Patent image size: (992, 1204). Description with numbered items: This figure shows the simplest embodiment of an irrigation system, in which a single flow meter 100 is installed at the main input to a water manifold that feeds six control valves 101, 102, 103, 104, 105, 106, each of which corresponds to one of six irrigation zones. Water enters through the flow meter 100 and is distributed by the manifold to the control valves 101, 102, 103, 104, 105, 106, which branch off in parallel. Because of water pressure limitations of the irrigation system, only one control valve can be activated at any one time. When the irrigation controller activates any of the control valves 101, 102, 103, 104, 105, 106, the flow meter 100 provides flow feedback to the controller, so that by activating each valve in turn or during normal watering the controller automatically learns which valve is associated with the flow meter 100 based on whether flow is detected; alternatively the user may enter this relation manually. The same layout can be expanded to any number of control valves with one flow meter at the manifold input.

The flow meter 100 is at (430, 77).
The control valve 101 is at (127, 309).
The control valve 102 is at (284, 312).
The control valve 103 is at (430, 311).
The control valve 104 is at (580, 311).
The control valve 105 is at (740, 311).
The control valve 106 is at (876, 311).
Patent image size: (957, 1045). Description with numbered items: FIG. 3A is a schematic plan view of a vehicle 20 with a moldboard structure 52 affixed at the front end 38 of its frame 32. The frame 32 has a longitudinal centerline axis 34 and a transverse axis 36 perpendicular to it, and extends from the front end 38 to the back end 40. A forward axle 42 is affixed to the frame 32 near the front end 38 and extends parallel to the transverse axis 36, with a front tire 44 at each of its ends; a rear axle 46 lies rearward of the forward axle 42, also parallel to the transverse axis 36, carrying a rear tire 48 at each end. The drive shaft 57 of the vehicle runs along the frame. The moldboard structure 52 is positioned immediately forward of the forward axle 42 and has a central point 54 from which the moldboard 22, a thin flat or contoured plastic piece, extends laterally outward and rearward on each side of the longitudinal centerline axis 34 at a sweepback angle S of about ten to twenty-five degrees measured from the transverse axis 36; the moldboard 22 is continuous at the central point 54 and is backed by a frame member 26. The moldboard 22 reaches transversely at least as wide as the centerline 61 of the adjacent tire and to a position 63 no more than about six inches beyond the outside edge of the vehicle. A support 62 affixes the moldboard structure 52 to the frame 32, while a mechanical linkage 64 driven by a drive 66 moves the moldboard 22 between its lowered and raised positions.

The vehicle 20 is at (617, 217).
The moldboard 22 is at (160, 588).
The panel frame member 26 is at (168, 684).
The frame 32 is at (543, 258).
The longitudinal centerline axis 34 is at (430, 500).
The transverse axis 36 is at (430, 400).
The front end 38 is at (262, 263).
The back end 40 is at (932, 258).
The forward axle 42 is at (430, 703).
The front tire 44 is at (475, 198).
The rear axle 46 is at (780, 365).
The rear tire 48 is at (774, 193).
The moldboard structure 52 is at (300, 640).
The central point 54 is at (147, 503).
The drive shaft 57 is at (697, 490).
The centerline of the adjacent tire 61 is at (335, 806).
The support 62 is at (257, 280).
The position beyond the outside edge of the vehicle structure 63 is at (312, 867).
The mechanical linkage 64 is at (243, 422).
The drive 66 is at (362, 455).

※ ※ ※

Exercise directions. Swap every "irrigation system" in the entries above for "watering system", then write out all the entries again with nothing else changed.

Correct output.
Patent image size: (992, 1204). Description with numbered items: This figure shows the simplest embodiment of an watering system, in which a single flow meter 100 is installed at the main input to a water manifold that feeds six control valves 101, 102, 103, 104, 105, 106, each of which corresponds to one of six irrigation zones. Water enters through the flow meter 100 and is distributed by the manifold to the control valves 101, 102, 103, 104, 105, 106, which branch off in parallel. Because of water pressure limitations of the watering system, only one control valve can be activated at any one time. When the irrigation controller activates any of the control valves 101, 102, 103, 104, 105, 106, the flow meter 100 provides flow feedback to the controller, so that by activating each valve in turn or during normal watering the controller automatically learns which valve is associated with the flow meter 100 based on whether flow is detected; alternatively the user may enter this relation manually. The same layout can be expanded to any number of control valves with one flow meter at the manifold input.

The flow meter 100 is at (430, 77).
The control valve 101 is at (127, 309).
The control valve 102 is at (284, 312).
The control valve 103 is at (430, 311).
The control valve 104 is at (580, 311).
The control valve 105 is at (740, 311).
The control valve 106 is at (876, 311).
Patent image size: (957, 1045). Description with numbered items: FIG. 3A is a schematic plan view of a vehicle 20 with a moldboard structure 52 affixed at the front end 38 of its frame 32. The frame 32 has a longitudinal centerline axis 34 and a transverse axis 36 perpendicular to it, and extends from the front end 38 to the back end 40. A forward axle 42 is affixed to the frame 32 near the front end 38 and extends parallel to the transverse axis 36, with a front tire 44 at each of its ends; a rear axle 46 lies rearward of the forward axle 42, also parallel to the transverse axis 36, carrying a rear tire 48 at each end. The drive shaft 57 of the vehicle runs along the frame. The moldboard structure 52 is positioned immediately forward of the forward axle 42 and has a central point 54 from which the moldboard 22, a thin flat or contoured plastic piece, extends laterally outward and rearward on each side of the longitudinal centerline axis 34 at a sweepback angle S of about ten to twenty-five degrees measured from the transverse axis 36; the moldboard 22 is continuous at the central point 54 and is backed by a frame member 26. The moldboard 22 reaches transversely at least as wide as the centerline 61 of the adjacent tire and to a position 63 no more than about six inches beyond the outside edge of the vehicle. A support 62 affixes the moldboard structure 52 to the frame 32, while a mechanical linkage 64 driven by a drive 66 moves the moldboard 22 between its lowered and raised positions.

The vehicle 20 is at (617, 217).
The moldboard 22 is at (160, 588).
The panel frame member 26 is at (168, 684).
The frame 32 is at (543, 258).
The longitudinal centerline axis 34 is at (430, 500).
The transverse axis 36 is at (430, 400).
The front end 38 is at (262, 263).
The back end 40 is at (932, 258).
The forward axle 42 is at (430, 703).
The front tire 44 is at (475, 198).
The rear axle 46 is at (780, 365).
The rear tire 48 is at (774, 193).
The moldboard structure 52 is at (300, 640).
The central point 54 is at (147, 503).
The drive shaft 57 is at (697, 490).
The centerline of the adjacent tire 61 is at (335, 806).
The support 62 is at (257, 280).
The position beyond the outside edge of the vehicle structure 63 is at (312, 867).
The mechanical linkage 64 is at (243, 422).
The drive 66 is at (362, 455).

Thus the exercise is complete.